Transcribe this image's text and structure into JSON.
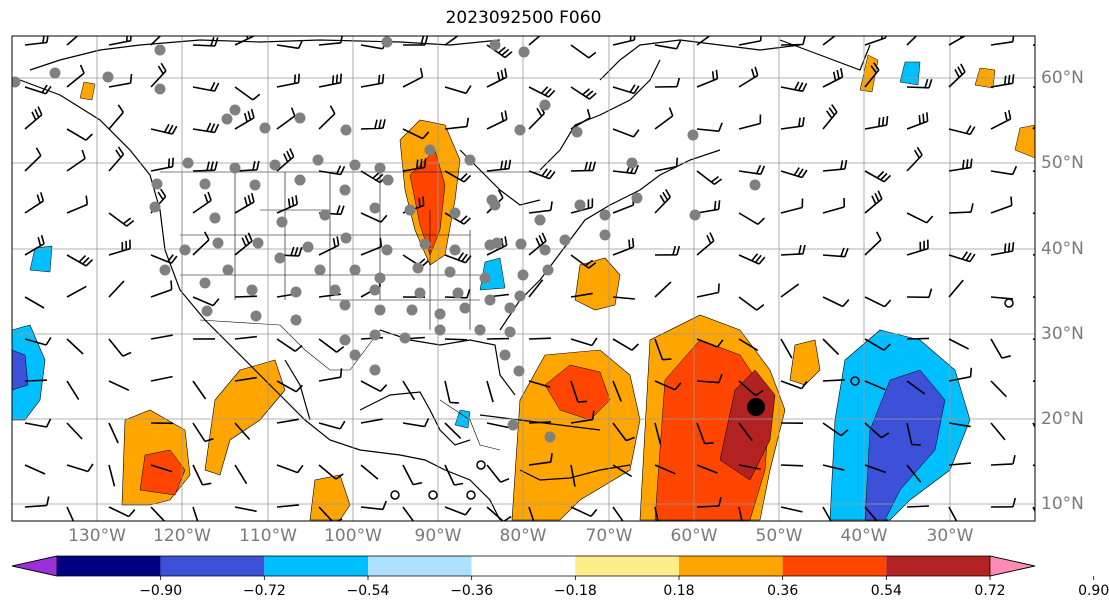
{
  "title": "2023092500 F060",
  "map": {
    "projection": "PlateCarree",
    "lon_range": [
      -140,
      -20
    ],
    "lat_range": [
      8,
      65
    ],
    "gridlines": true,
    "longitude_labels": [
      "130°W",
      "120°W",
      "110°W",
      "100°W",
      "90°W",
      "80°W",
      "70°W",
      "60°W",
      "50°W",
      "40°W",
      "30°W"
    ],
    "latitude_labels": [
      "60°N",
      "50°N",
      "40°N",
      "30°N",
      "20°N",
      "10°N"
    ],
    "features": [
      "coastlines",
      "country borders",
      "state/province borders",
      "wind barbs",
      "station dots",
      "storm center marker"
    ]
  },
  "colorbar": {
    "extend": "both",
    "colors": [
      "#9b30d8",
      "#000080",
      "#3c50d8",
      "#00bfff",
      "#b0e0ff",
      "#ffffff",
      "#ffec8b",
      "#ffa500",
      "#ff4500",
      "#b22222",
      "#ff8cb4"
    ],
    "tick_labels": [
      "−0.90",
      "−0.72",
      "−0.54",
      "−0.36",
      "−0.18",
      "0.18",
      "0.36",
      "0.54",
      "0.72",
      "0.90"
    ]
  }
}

* REQUIRED WORK:
Quote the records in full and exactly; skip any image.

* PROBLEM SOLUTION:
Transcribe this image's text and structure into JSON.
{
  "title": "2023092500 F060",
  "map": {
    "projection": "PlateCarree",
    "lon_range": [
      -140,
      -20
    ],
    "lat_range": [
      8,
      65
    ],
    "gridlines": true,
    "longitude_labels": [
      "130°W",
      "120°W",
      "110°W",
      "100°W",
      "90°W",
      "80°W",
      "70°W",
      "60°W",
      "50°W",
      "40°W",
      "30°W"
    ],
    "latitude_labels": [
      "60°N",
      "50°N",
      "40°N",
      "30°N",
      "20°N",
      "10°N"
    ],
    "features": [
      "coastlines",
      "country borders",
      "state/province borders",
      "wind barbs",
      "station dots",
      "storm center marker"
    ]
  },
  "colorbar": {
    "extend": "both",
    "colors": [
      "#9b30d8",
      "#000080",
      "#3c50d8",
      "#00bfff",
      "#b0e0ff",
      "#ffffff",
      "#ffec8b",
      "#ffa500",
      "#ff4500",
      "#b22222",
      "#ff8cb4"
    ],
    "tick_labels": [
      "−0.90",
      "−0.72",
      "−0.54",
      "−0.36",
      "−0.18",
      "0.18",
      "0.36",
      "0.54",
      "0.72",
      "0.90"
    ]
  }
}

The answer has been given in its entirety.